Task requirements:
Reproduce the records that follow exactly as they are written.

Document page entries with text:
☆ ☆ ☆

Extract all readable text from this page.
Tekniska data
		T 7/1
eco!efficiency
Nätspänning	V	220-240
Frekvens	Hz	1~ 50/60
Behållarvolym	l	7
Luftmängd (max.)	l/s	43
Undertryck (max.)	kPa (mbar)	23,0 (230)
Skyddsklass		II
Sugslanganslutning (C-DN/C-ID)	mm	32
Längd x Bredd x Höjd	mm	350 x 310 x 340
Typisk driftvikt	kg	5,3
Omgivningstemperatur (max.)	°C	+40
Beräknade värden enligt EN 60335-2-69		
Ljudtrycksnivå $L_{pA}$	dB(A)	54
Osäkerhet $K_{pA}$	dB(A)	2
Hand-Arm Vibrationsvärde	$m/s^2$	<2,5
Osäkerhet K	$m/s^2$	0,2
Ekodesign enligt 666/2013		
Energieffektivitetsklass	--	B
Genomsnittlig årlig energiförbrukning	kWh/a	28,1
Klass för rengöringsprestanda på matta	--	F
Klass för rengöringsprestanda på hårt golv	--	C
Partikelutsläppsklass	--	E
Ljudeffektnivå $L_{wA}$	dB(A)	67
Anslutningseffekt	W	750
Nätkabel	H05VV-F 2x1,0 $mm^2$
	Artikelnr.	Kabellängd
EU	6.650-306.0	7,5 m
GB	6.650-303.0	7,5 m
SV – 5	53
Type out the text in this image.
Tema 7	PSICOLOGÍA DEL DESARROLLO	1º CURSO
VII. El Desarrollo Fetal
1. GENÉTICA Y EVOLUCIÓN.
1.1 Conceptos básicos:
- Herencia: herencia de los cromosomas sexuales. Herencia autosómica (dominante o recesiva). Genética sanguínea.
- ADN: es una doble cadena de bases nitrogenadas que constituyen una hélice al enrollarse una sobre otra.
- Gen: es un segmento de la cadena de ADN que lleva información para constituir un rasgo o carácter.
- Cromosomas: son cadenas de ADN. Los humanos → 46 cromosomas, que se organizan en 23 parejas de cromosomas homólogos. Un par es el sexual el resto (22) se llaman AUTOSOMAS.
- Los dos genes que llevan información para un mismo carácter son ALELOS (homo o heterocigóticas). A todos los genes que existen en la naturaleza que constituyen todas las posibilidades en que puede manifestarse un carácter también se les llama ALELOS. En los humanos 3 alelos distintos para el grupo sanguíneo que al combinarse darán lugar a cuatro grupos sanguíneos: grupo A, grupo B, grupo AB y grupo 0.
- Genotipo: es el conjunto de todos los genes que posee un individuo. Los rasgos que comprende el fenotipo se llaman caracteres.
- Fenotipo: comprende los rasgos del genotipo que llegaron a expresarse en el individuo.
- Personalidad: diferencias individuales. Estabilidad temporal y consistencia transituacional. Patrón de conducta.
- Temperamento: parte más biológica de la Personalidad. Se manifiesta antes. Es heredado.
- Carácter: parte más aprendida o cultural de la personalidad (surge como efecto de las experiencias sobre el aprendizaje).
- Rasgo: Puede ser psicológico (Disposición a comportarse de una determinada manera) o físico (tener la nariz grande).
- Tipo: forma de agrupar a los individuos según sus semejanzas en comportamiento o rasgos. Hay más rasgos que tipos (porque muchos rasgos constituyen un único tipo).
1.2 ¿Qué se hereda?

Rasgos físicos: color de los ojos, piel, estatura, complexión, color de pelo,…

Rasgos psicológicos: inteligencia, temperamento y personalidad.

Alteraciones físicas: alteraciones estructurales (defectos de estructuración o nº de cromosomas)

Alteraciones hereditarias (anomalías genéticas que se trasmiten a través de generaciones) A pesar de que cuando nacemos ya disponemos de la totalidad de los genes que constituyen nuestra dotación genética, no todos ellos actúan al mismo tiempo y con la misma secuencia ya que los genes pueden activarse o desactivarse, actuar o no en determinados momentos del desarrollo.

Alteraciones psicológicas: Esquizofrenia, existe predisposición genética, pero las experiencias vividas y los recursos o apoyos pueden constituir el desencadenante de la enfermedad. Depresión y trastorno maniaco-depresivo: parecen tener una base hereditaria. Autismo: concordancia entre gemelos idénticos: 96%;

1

☆ ☆ ☆

Task result:
Extract all readable text from this page.
Tekniska data
		T 7/1
eco!efficiency
Nätspänning	V	220-240
Frekvens	Hz	1~ 50/60
Behållarvolym	l	7
Luftmängd (max.)	l/s	43
Undertryck (max.)	kPa (mbar)	23,0 (230)
Skyddsklass		II
Sugslanganslutning (C-DN/C-ID)	mm	32
Längd x Bredd x Höjd	mm	350 x 310 x 340
Typisk driftvikt	kg	5,3
Omgivningstemperatur (max.)	°C	+40
Beräknade värden enligt EN 60335-2-69		
Ljudtrycksnivå $L_{pA}$	dB(A)	54
Osäkerhet $K_{pA}$	dB(A)	2
Hand-Arm Vibrationsvärde	$m/s^2$	<2,5
Osäkerhet K	$m/s^2$	0,2
Ekodesign enligt 666/2013		
Energieffektivitetsklass	--	B
Genomsnittlig årlig energiförbrukning	kWh/a	28,1
Klass för rengöringsprestanda på matta	--	F
Klass för rengöringsprestanda på hårt golv	--	C
Partikelutsläppsklass	--	E
Ljudeffektnivå $L_{wA}$	dB(A)	67
Anslutningseffekt	W	750
Nätkabel	H05VV-F 2x1,0 $mm^2$
	Artikelnr.	Kabellängd
EU	6.650-306.0	7,5 m
GB	6.650-303.0	7,5 m
SV – 5	53
Type out the text in this image.
Tema 7	PSICOLOGÍA DEL DESARROLLO	1º CURSO
VII. El Desarrollo Fetal
1. GENÉTICA Y EVOLUCIÓN.
1.1 Conceptos básicos:
- Herencia: herencia de los cromosomas sexuales. Herencia autosómica (dominante o recesiva). Genética sanguínea.
- ADN: es una doble cadena de bases nitrogenadas que constituyen una hélice al enrollarse una sobre otra.
- Gen: es un segmento de la cadena de ADN que lleva información para constituir un rasgo o carácter.
- Cromosomas: son cadenas de ADN. Los humanos → 46 cromosomas, que se organizan en 23 parejas de cromosomas homólogos. Un par es el sexual el resto (22) se llaman AUTOSOMAS.
- Los dos genes que llevan información para un mismo carácter son ALELOS (homo o heterocigóticas). A todos los genes que existen en la naturaleza que constituyen todas las posibilidades en que puede manifestarse un carácter también se les llama ALELOS. En los humanos 3 alelos distintos para el grupo sanguíneo que al combinarse darán lugar a cuatro grupos sanguíneos: grupo A, grupo B, grupo AB y grupo 0.
- Genotipo: es el conjunto de todos los genes que posee un individuo. Los rasgos que comprende el fenotipo se llaman caracteres.
- Fenotipo: comprende los rasgos del genotipo que llegaron a expresarse en el individuo.
- Personalidad: diferencias individuales. Estabilidad temporal y consistencia transituacional. Patrón de conducta.
- Temperamento: parte más biológica de la Personalidad. Se manifiesta antes. Es heredado.
- Carácter: parte más aprendida o cultural de la personalidad (surge como efecto de las experiencias sobre el aprendizaje).
- Rasgo: Puede ser psicológico (Disposición a comportarse de una determinada manera) o físico (tener la nariz grande).
- Tipo: forma de agrupar a los individuos según sus semejanzas en comportamiento o rasgos. Hay más rasgos que tipos (porque muchos rasgos constituyen un único tipo).
1.2 ¿Qué se hereda?

Rasgos físicos: color de los ojos, piel, estatura, complexión, color de pelo,…

Rasgos psicológicos: inteligencia, temperamento y personalidad.

Alteraciones físicas: alteraciones estructurales (defectos de estructuración o nº de cromosomas)

Alteraciones hereditarias (anomalías genéticas que se trasmiten a través de generaciones) A pesar de que cuando nacemos ya disponemos de la totalidad de los genes que constituyen nuestra dotación genética, no todos ellos actúan al mismo tiempo y con la misma secuencia ya que los genes pueden activarse o desactivarse, actuar o no en determinados momentos del desarrollo.

Alteraciones psicológicas: Esquizofrenia, existe predisposición genética, pero las experiencias vividas y los recursos o apoyos pueden constituir el desencadenante de la enfermedad. Depresión y trastorno maniaco-depresivo: parecen tener una base hereditaria. Autismo: concordancia entre gemelos idénticos: 96%;

1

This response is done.